• _Extracted material_
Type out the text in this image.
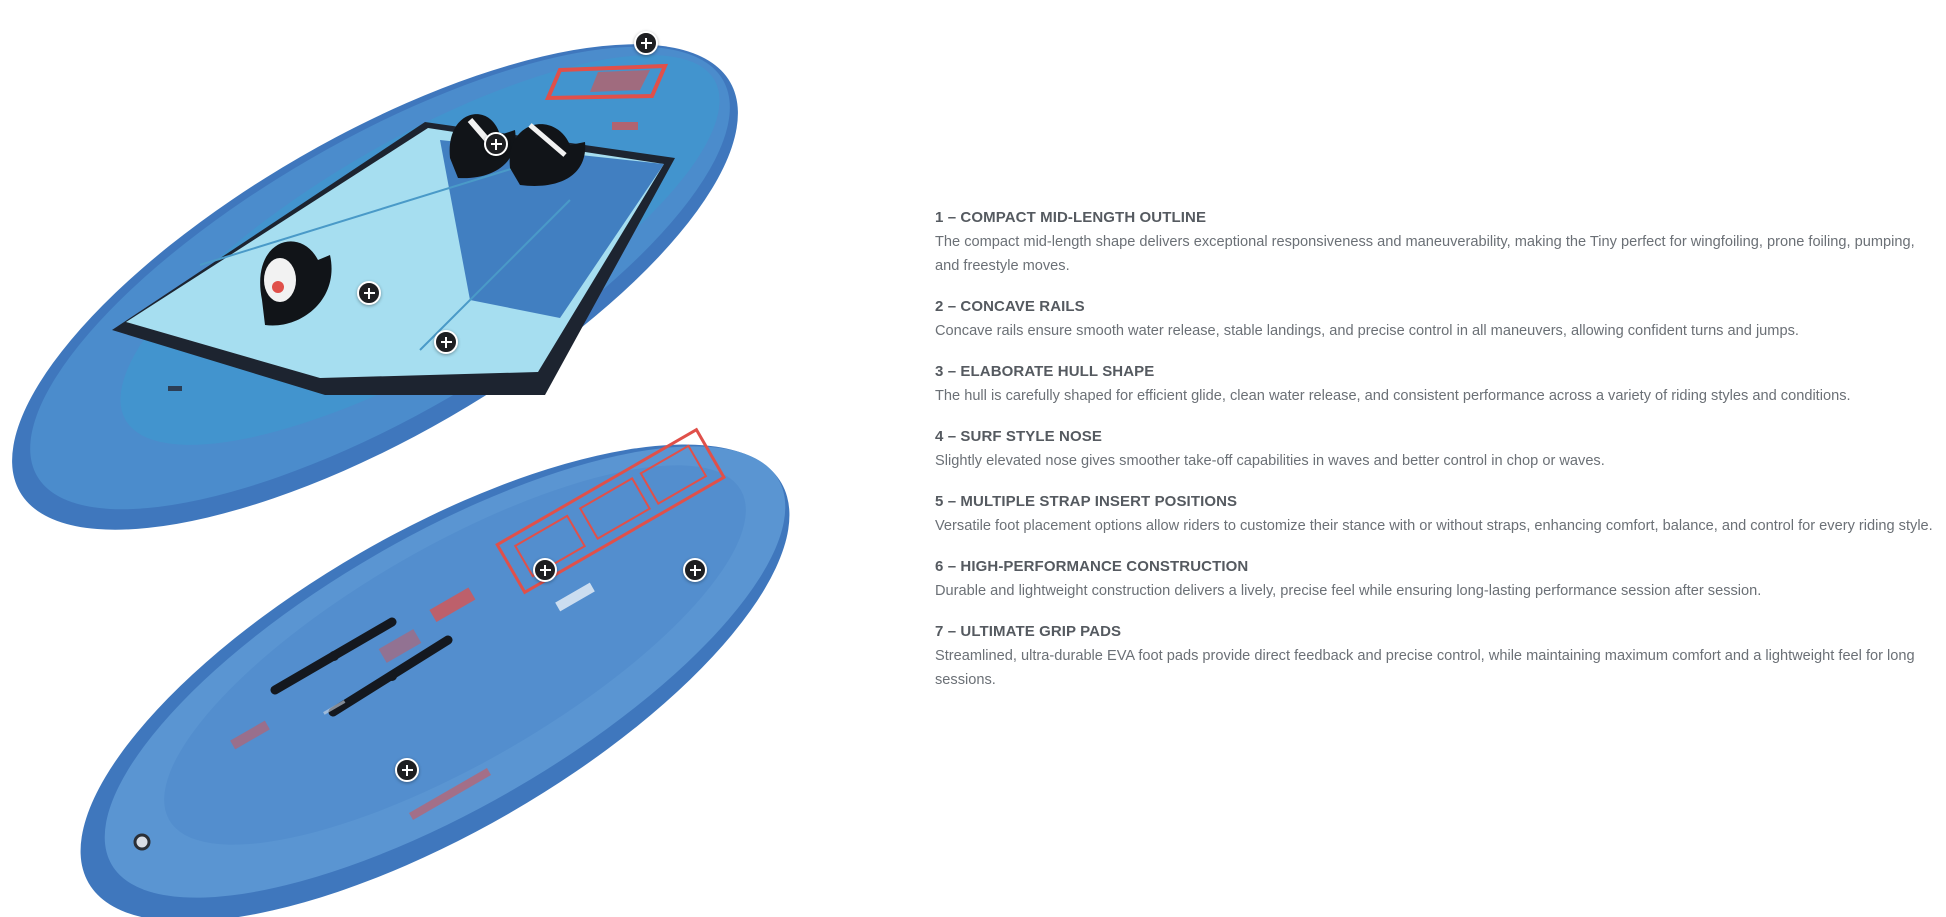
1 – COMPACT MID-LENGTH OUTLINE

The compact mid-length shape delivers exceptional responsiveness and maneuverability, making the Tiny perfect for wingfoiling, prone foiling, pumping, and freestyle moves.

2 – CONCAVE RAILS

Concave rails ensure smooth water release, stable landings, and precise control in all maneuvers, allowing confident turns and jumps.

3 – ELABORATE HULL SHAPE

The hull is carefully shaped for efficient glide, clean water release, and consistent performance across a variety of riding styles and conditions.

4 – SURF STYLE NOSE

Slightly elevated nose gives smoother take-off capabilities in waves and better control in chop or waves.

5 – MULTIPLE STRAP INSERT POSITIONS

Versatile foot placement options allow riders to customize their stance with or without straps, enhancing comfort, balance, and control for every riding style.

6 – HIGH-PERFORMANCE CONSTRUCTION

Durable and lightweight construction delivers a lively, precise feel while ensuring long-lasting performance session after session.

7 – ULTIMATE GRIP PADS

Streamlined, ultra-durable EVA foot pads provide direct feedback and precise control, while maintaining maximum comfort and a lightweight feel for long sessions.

• _What needs to be done_
Every line of text is to be repeated exactly; pictures are left out.

• _Finished task_
Type out the text in this image.
1 – COMPACT MID-LENGTH OUTLINE

The compact mid-length shape delivers exceptional responsiveness and maneuverability, making the Tiny perfect for wingfoiling, prone foiling, pumping, and freestyle moves.

2 – CONCAVE RAILS

Concave rails ensure smooth water release, stable landings, and precise control in all maneuvers, allowing confident turns and jumps.

3 – ELABORATE HULL SHAPE

The hull is carefully shaped for efficient glide, clean water release, and consistent performance across a variety of riding styles and conditions.

4 – SURF STYLE NOSE

Slightly elevated nose gives smoother take-off capabilities in waves and better control in chop or waves.

5 – MULTIPLE STRAP INSERT POSITIONS

Versatile foot placement options allow riders to customize their stance with or without straps, enhancing comfort, balance, and control for every riding style.

6 – HIGH-PERFORMANCE CONSTRUCTION

Durable and lightweight construction delivers a lively, precise feel while ensuring long-lasting performance session after session.

7 – ULTIMATE GRIP PADS

Streamlined, ultra-durable EVA foot pads provide direct feedback and precise control, while maintaining maximum comfort and a lightweight feel for long sessions.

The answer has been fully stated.